-- Goal --
Assemble all lines in which the string "ROSA" appears.

-- Extracted records --
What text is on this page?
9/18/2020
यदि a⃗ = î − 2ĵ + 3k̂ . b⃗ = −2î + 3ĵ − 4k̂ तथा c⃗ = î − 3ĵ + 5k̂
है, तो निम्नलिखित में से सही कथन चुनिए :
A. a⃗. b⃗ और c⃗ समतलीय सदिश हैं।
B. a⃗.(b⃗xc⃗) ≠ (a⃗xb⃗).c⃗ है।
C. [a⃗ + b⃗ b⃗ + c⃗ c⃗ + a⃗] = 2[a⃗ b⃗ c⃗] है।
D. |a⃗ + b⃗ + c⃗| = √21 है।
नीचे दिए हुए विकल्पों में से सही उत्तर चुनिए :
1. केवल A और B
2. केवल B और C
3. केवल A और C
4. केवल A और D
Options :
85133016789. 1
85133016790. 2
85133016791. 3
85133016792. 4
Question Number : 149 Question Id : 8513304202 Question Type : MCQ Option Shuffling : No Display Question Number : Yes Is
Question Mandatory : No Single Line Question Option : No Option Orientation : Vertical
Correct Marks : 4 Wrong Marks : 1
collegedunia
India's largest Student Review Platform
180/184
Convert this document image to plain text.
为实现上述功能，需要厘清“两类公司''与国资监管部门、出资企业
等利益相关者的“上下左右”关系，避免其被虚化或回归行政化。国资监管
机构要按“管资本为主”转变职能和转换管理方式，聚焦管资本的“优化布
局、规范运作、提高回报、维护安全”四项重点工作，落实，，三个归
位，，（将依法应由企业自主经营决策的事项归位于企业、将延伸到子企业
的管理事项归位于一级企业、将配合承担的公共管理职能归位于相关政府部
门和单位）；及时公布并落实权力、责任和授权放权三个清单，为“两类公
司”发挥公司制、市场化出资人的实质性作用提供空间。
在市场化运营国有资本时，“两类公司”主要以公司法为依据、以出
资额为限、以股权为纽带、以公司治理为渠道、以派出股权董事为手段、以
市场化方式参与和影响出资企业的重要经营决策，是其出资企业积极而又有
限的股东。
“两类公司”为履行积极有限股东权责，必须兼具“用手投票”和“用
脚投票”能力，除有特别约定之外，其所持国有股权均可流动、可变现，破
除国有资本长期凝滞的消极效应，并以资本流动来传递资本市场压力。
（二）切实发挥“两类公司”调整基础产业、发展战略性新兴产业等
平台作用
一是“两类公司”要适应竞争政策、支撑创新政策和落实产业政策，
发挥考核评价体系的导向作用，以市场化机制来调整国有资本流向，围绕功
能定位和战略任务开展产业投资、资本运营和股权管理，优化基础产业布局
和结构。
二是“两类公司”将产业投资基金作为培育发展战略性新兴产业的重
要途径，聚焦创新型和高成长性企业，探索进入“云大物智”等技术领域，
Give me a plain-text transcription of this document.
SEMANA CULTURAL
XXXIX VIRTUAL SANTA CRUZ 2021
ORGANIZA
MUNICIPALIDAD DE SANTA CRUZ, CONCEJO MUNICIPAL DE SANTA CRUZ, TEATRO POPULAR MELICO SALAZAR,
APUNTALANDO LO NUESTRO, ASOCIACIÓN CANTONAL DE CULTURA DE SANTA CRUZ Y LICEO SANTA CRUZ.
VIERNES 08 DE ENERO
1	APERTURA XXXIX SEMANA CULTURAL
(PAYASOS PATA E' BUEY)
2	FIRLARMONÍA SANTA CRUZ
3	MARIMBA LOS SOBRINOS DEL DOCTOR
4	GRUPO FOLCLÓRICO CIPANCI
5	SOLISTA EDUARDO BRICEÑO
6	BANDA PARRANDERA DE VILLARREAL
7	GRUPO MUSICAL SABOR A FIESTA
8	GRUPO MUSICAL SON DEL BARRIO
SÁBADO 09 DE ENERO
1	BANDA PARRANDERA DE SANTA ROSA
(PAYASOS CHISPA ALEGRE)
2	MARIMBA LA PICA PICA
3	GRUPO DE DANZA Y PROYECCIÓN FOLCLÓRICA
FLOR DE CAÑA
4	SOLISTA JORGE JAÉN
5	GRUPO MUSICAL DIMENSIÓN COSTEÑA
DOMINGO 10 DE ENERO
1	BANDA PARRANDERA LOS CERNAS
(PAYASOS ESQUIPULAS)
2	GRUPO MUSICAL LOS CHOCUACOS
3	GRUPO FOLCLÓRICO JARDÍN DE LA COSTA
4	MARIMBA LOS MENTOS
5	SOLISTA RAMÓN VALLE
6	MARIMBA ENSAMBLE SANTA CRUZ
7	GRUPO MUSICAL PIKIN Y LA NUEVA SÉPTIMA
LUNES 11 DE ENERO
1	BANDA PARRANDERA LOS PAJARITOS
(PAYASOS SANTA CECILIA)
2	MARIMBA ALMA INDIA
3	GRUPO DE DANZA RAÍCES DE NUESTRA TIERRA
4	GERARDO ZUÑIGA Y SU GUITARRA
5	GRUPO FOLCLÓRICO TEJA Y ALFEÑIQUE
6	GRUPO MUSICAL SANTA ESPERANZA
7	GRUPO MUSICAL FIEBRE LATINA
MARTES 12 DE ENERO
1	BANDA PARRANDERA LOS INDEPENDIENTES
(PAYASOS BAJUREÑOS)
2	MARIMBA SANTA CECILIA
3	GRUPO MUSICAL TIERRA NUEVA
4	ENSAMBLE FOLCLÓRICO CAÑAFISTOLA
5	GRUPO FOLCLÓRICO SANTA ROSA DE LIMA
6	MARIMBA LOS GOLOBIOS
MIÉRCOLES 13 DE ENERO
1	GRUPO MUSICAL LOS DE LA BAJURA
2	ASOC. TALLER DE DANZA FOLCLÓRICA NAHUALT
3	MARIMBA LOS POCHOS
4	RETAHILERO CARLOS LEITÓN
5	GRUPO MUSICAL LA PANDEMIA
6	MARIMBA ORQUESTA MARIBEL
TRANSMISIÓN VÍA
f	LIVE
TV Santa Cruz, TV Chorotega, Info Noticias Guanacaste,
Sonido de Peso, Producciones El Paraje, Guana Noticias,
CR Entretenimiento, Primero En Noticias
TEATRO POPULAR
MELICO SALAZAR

-- Problem solution --
1	BANDA PARRANDERA DE SANTA ROSA
5	GRUPO FOLCLÓRICO SANTA ROSA DE LIMA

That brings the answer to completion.